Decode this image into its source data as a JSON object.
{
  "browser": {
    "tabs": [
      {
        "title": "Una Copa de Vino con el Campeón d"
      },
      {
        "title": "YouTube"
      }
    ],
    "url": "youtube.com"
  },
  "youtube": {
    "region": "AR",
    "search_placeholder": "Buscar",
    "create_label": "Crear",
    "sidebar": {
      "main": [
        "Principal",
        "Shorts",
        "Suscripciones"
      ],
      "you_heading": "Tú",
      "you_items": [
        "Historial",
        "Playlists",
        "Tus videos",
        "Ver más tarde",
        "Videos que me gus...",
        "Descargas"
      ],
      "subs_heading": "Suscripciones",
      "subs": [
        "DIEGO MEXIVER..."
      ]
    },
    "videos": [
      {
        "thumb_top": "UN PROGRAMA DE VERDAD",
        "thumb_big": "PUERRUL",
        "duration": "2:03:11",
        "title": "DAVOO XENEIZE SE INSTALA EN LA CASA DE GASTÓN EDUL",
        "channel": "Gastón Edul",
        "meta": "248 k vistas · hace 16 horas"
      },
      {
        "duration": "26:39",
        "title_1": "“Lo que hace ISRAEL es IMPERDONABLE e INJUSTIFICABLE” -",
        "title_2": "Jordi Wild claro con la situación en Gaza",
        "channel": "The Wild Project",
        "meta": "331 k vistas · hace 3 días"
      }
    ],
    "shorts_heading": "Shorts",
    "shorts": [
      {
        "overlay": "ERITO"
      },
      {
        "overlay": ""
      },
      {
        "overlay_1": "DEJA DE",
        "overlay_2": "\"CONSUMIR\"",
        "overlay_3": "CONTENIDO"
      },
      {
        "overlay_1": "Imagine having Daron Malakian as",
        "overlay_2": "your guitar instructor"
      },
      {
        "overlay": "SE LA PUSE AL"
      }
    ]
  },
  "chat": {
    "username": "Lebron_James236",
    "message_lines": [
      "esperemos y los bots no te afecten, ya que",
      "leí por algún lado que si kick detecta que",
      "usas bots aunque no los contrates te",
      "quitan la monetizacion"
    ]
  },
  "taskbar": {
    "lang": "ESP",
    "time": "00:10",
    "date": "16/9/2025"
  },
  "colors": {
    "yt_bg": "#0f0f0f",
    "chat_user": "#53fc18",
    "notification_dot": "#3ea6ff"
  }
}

▬▬▬▬▬▬▬▬▬▬

Repeat every entry exactly as written above.

Decode this image into its source data as a JSON object.
{
  "browser": {
    "tabs": [
      {
        "title": "Una Copa de Vino con el Campeón d"
      },
      {
        "title": "YouTube"
      }
    ],
    "url": "youtube.com"
  },
  "youtube": {
    "region": "AR",
    "search_placeholder": "Buscar",
    "create_label": "Crear",
    "sidebar": {
      "main": [
        "Principal",
        "Shorts",
        "Suscripciones"
      ],
      "you_heading": "Tú",
      "you_items": [
        "Historial",
        "Playlists",
        "Tus videos",
        "Ver más tarde",
        "Videos que me gus...",
        "Descargas"
      ],
      "subs_heading": "Suscripciones",
      "subs": [
        "DIEGO MEXIVER..."
      ]
    },
    "videos": [
      {
        "thumb_top": "UN PROGRAMA DE VERDAD",
        "thumb_big": "PUERRUL",
        "duration": "2:03:11",
        "title": "DAVOO XENEIZE SE INSTALA EN LA CASA DE GASTÓN EDUL",
        "channel": "Gastón Edul",
        "meta": "248 k vistas · hace 16 horas"
      },
      {
        "duration": "26:39",
        "title_1": "“Lo que hace ISRAEL es IMPERDONABLE e INJUSTIFICABLE” -",
        "title_2": "Jordi Wild claro con la situación en Gaza",
        "channel": "The Wild Project",
        "meta": "331 k vistas · hace 3 días"
      }
    ],
    "shorts_heading": "Shorts",
    "shorts": [
      {
        "overlay": "ERITO"
      },
      {
        "overlay": ""
      },
      {
        "overlay_1": "DEJA DE",
        "overlay_2": "\"CONSUMIR\"",
        "overlay_3": "CONTENIDO"
      },
      {
        "overlay_1": "Imagine having Daron Malakian as",
        "overlay_2": "your guitar instructor"
      },
      {
        "overlay": "SE LA PUSE AL"
      }
    ]
  },
  "chat": {
    "username": "Lebron_James236",
    "message_lines": [
      "esperemos y los bots no te afecten, ya que",
      "leí por algún lado que si kick detecta que",
      "usas bots aunque no los contrates te",
      "quitan la monetizacion"
    ]
  },
  "taskbar": {
    "lang": "ESP",
    "time": "00:10",
    "date": "16/9/2025"
  },
  "colors": {
    "yt_bg": "#0f0f0f",
    "chat_user": "#53fc18",
    "notification_dot": "#3ea6ff"
  }
}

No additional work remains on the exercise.